WRITTEN TASK - Set the listing down unchanged, minus every embedded image.

== == ==

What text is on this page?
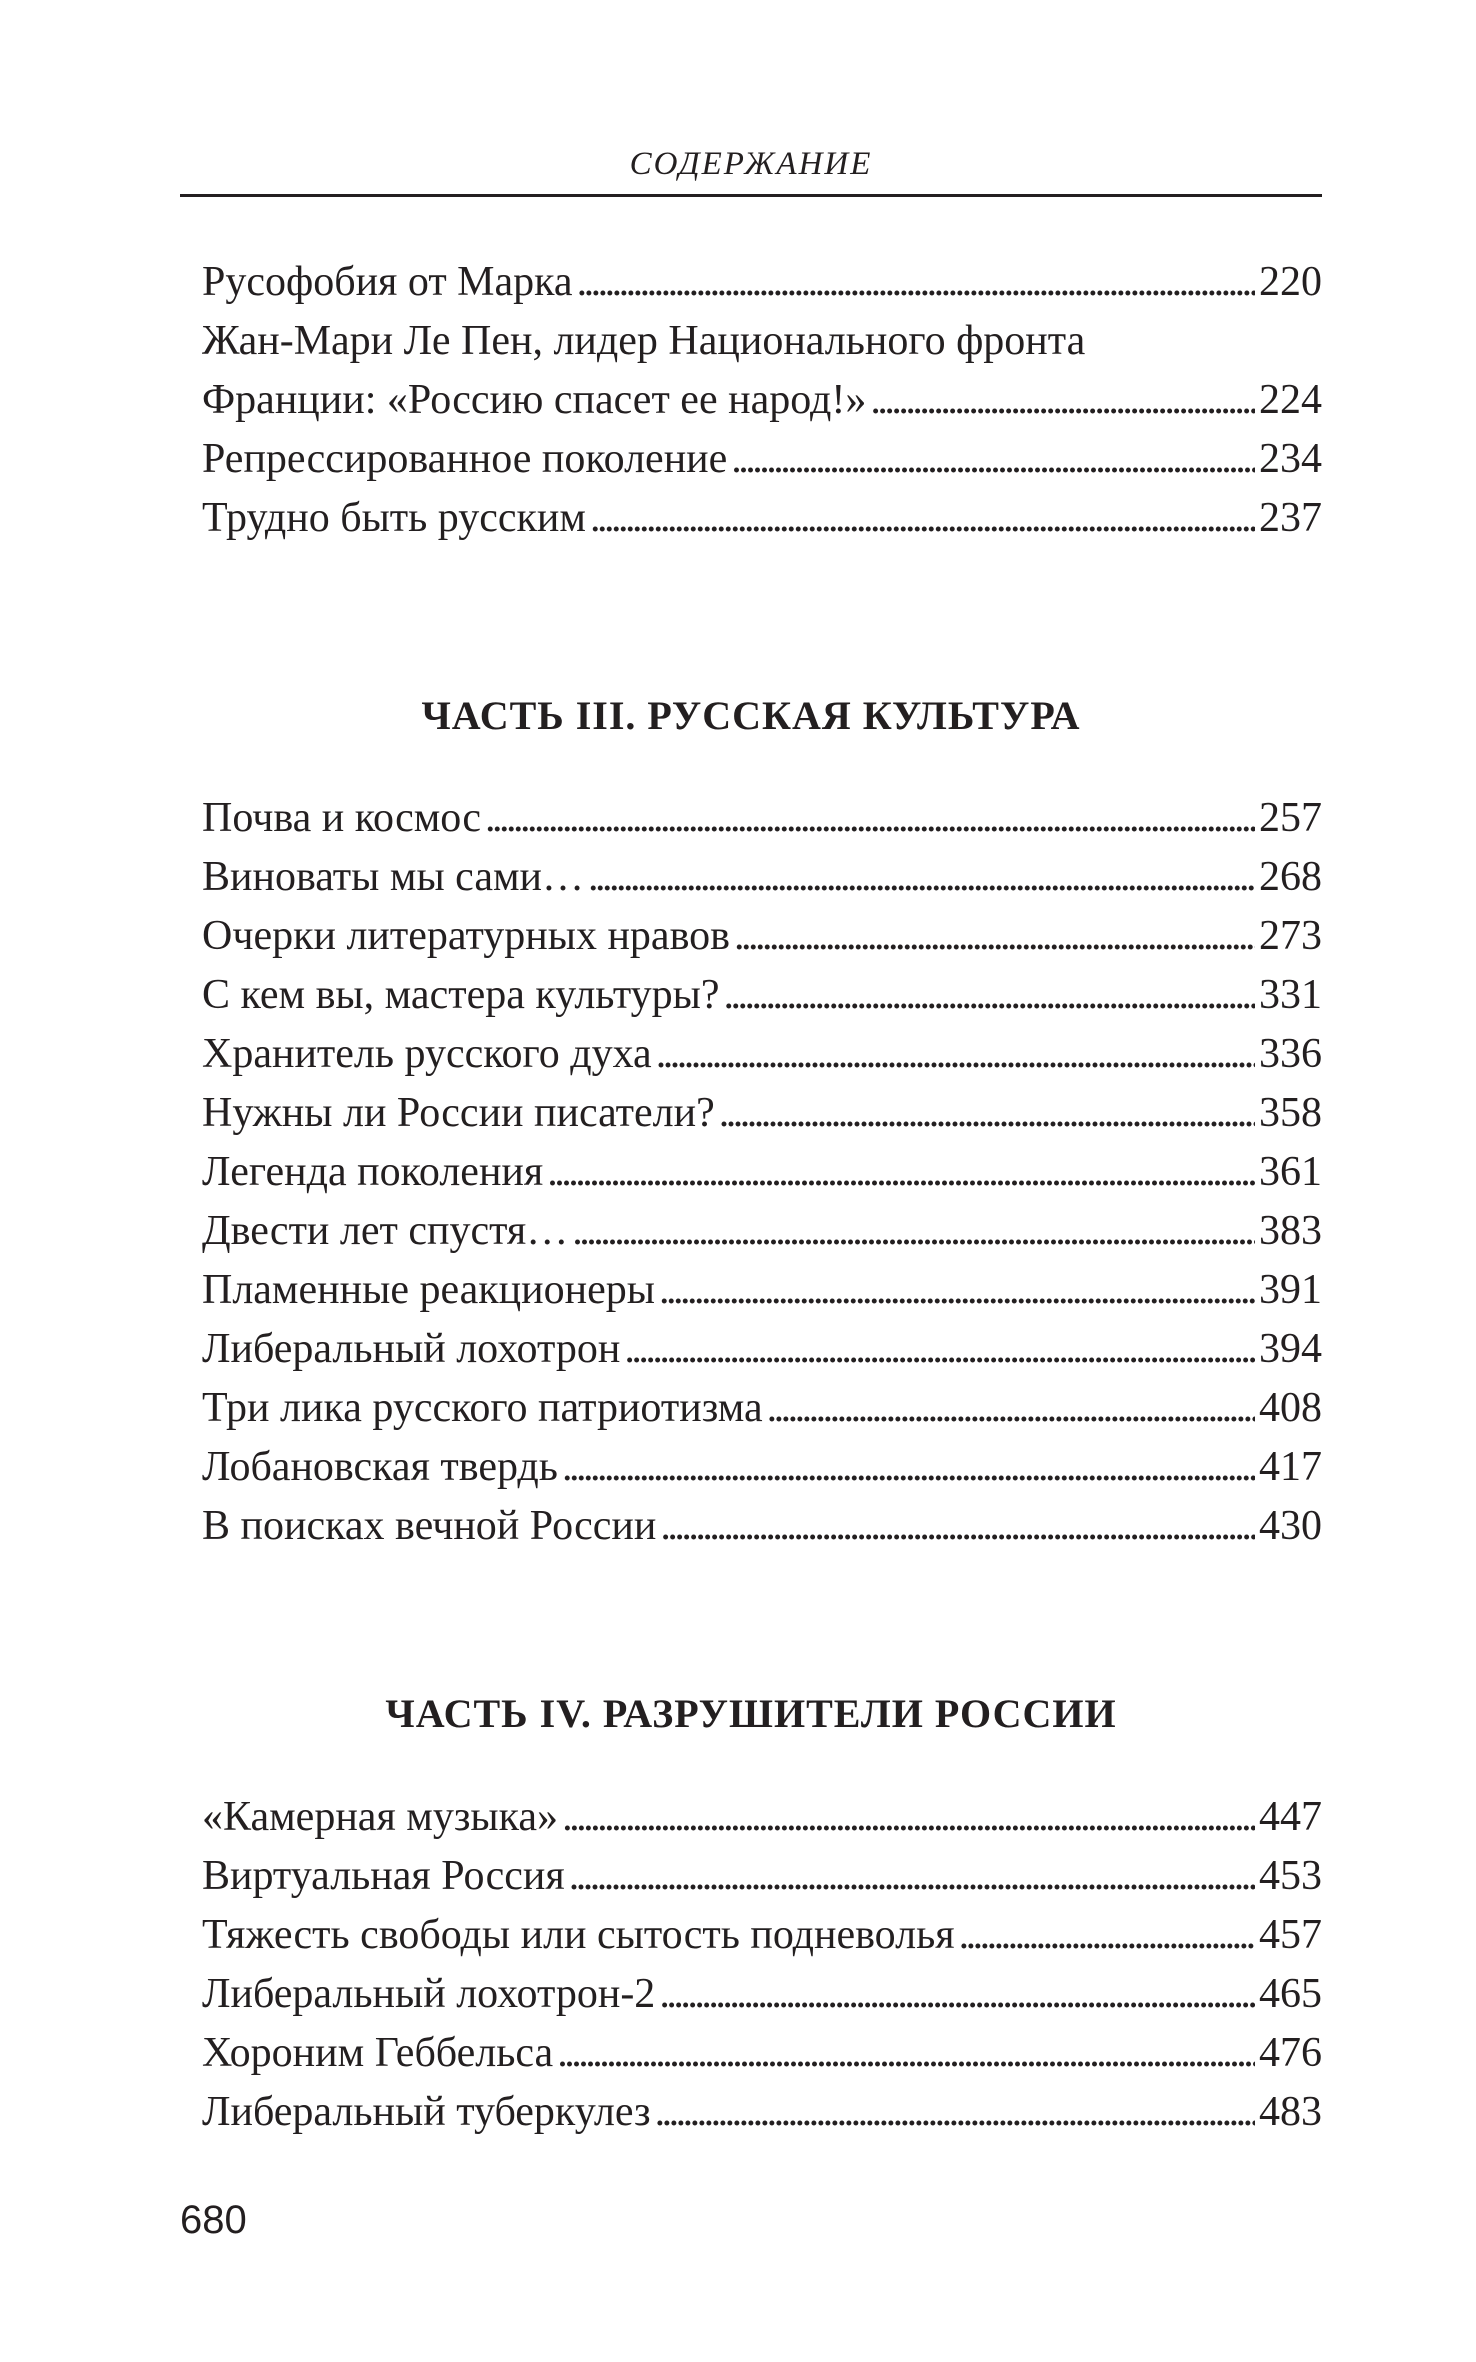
СОДЕРЖАНИЕ
Русофобия от Марка . . .	220
Жан-Мари Ле Пен, лидер Национального фронта
Франции: «Россию спасет ее народ!» . . .	224
Репрессированное поколение . . .	234
Трудно быть русским . . .	237
ЧАСТЬ III. РУССКАЯ КУЛЬТУРА
Почва и космос . . .	257
Виноваты мы сами… . . .	268
Очерки литературных нравов . . .	273
С кем вы, мастера культуры? . . .	331
Хранитель русского духа . . .	336
Нужны ли России писатели? . . .	358
Легенда поколения . . .	361
Двести лет спустя… . . .	383
Пламенные реакционеры . . .	391
Либеральный лохотрон . . .	394
Три лика русского патриотизма . . .	408
Лобановская твердь . . .	417
В поисках вечной России . . .	430
ЧАСТЬ IV. РАЗРУШИТЕЛИ РОССИИ
«Камерная музыка» . . .	447
Виртуальная Россия . . .	453
Тяжесть свободы или сытость подневолья . . .	457
Либеральный лохотрон-2 . . .	465
Хороним Геббельса . . .	476
Либеральный туберкулез . . .	483
680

== == ==

FINISHED ANSWER -
What text is on this page?
СОДЕРЖАНИЕ
Русофобия от Марка . . .	220
Жан-Мари Ле Пен, лидер Национального фронта
Франции: «Россию спасет ее народ!» . . .	224
Репрессированное поколение . . .	234
Трудно быть русским . . .	237
ЧАСТЬ III. РУССКАЯ КУЛЬТУРА
Почва и космос . . .	257
Виноваты мы сами… . . .	268
Очерки литературных нравов . . .	273
С кем вы, мастера культуры? . . .	331
Хранитель русского духа . . .	336
Нужны ли России писатели? . . .	358
Легенда поколения . . .	361
Двести лет спустя… . . .	383
Пламенные реакционеры . . .	391
Либеральный лохотрон . . .	394
Три лика русского патриотизма . . .	408
Лобановская твердь . . .	417
В поисках вечной России . . .	430
ЧАСТЬ IV. РАЗРУШИТЕЛИ РОССИИ
«Камерная музыка» . . .	447
Виртуальная Россия . . .	453
Тяжесть свободы или сытость подневолья . . .	457
Либеральный лохотрон-2 . . .	465
Хороним Геббельса . . .	476
Либеральный туберкулез . . .	483
680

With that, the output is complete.